**Prompt**
Report every line below that holds the word "Proyección".

**Data for this task**
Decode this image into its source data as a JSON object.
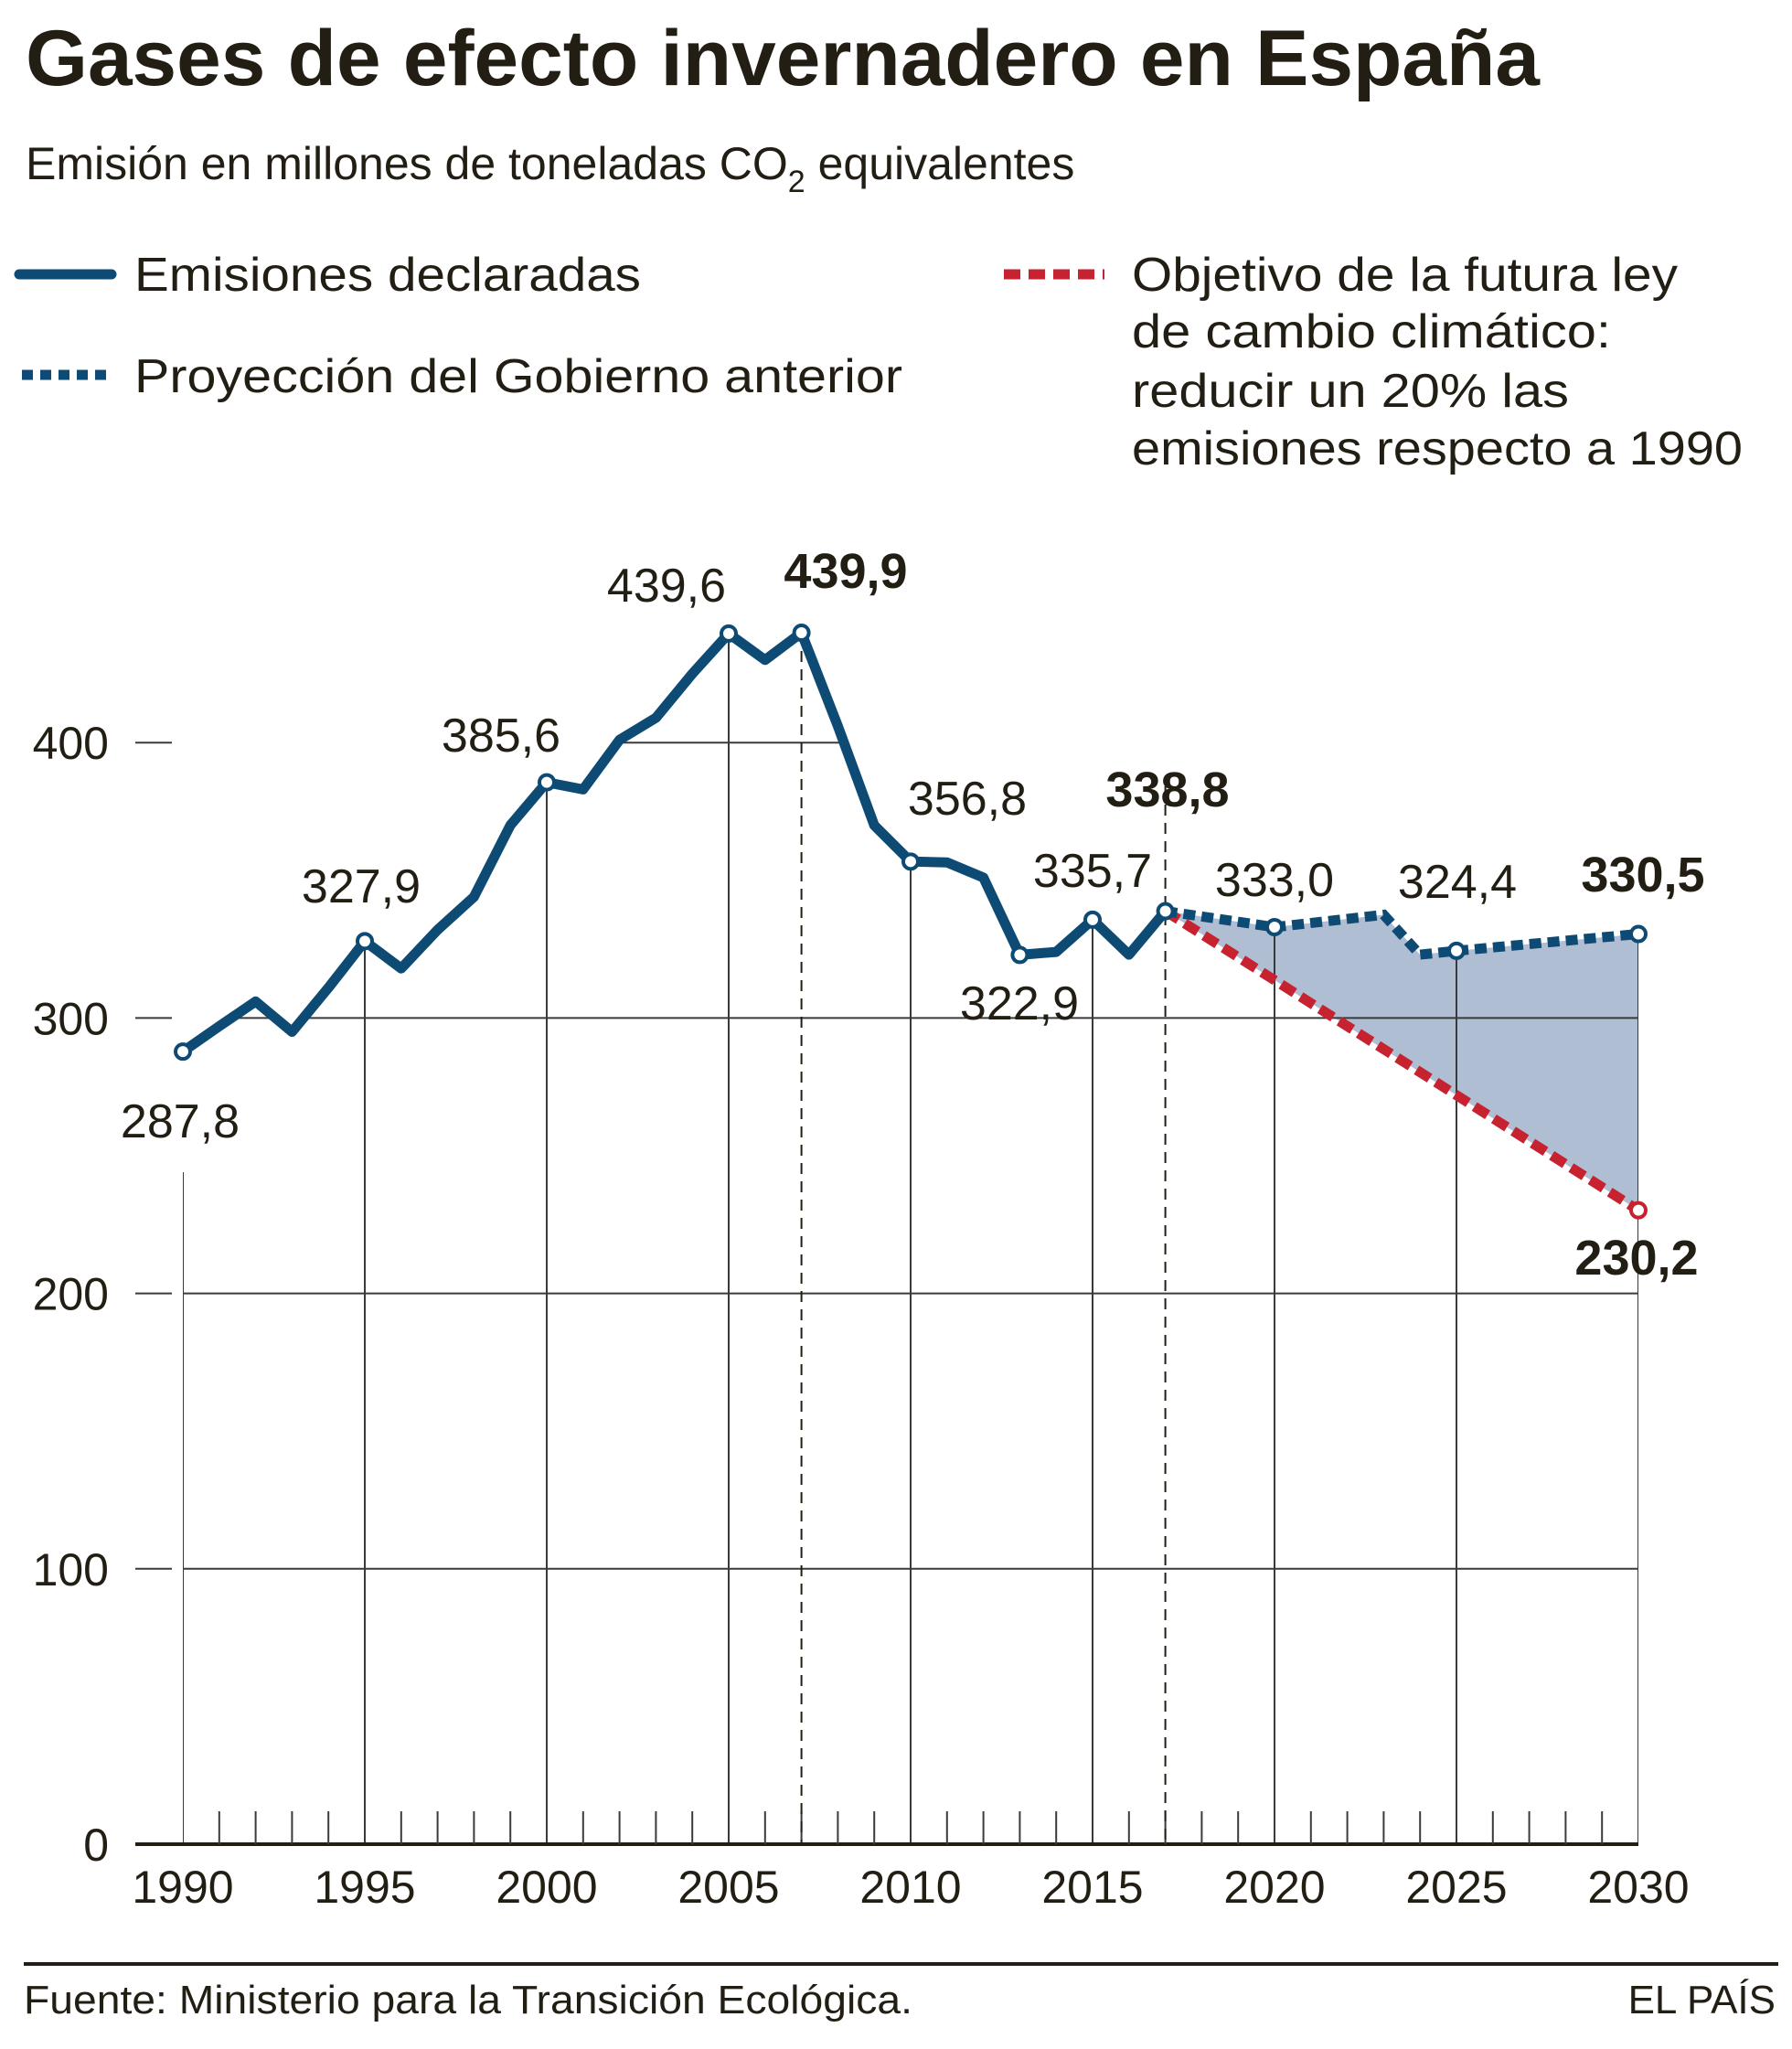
{
  "title": "Gases de efecto invernadero en España",
  "subtitle": {
    "main": "Emisión en millones de toneladas CO",
    "sub": "2",
    "tail": " equivalentes"
  },
  "legend": {
    "declared": "Emisiones declaradas",
    "projection": "Proyección del Gobierno anterior",
    "target": [
      "Objetivo de la futura ley",
      "de cambio climático:",
      "reducir un 20% las",
      "emisiones respecto a 1990"
    ]
  },
  "footer": {
    "source": "Fuente: Ministerio para la Transición Ecológica.",
    "brand": "EL PAÍS"
  },
  "colors": {
    "declared": "#0d4a74",
    "projection": "#0d4a74",
    "target": "#c62230",
    "gap_fill": "#afbed2",
    "grid": "#3a3a3a",
    "text": "#221e14"
  },
  "chart_data": {
    "type": "line",
    "title": "Gases de efecto invernadero en España",
    "ylabel": "",
    "xlim": [
      1990,
      2030
    ],
    "ylim": [
      0,
      450
    ],
    "x_ticks": [
      "1990",
      "1995",
      "2000",
      "2005",
      "2010",
      "2015",
      "2020",
      "2025",
      "2030"
    ],
    "y_ticks": [
      "0",
      "100",
      "200",
      "300",
      "400"
    ],
    "grid": true,
    "series": [
      {
        "name": "Emisiones declaradas",
        "style": "solid",
        "x": [
          1990,
          1991,
          1992,
          1993,
          1994,
          1995,
          1996,
          1997,
          1998,
          1999,
          2000,
          2001,
          2002,
          2003,
          2004,
          2005,
          2006,
          2007,
          2008,
          2009,
          2010,
          2011,
          2012,
          2013,
          2014,
          2015,
          2016,
          2017
        ],
        "y": [
          287.8,
          297,
          306,
          295,
          311,
          327.9,
          318,
          332,
          344,
          370,
          385.6,
          383,
          401,
          409,
          425,
          439.6,
          430,
          439.9,
          406,
          370,
          356.8,
          356.5,
          351,
          322.9,
          324,
          335.7,
          323,
          338.8
        ]
      },
      {
        "name": "Proyección del Gobierno anterior",
        "style": "dotted",
        "x": [
          2017,
          2020,
          2023,
          2024,
          2025,
          2030
        ],
        "y": [
          338.8,
          333.0,
          337.5,
          323,
          324.4,
          330.5
        ]
      },
      {
        "name": "Objetivo de la futura ley de cambio climático",
        "style": "dashed",
        "x": [
          2017,
          2030
        ],
        "y": [
          338.8,
          230.2
        ]
      }
    ],
    "data_labels": [
      {
        "text": "287,8",
        "bold": false
      },
      {
        "text": "327,9",
        "bold": false
      },
      {
        "text": "385,6",
        "bold": false
      },
      {
        "text": "439,6",
        "bold": false
      },
      {
        "text": "439,9",
        "bold": true
      },
      {
        "text": "356,8",
        "bold": false
      },
      {
        "text": "338,8",
        "bold": true
      },
      {
        "text": "335,7",
        "bold": false
      },
      {
        "text": "322,9",
        "bold": false
      },
      {
        "text": "333,0",
        "bold": false
      },
      {
        "text": "324,4",
        "bold": false
      },
      {
        "text": "330,5",
        "bold": true
      },
      {
        "text": "230,2",
        "bold": true
      }
    ]
  }
}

**Result below**
    "projection": "Proyección del Gobierno anterior",
        "name": "Proyección del Gobierno anterior",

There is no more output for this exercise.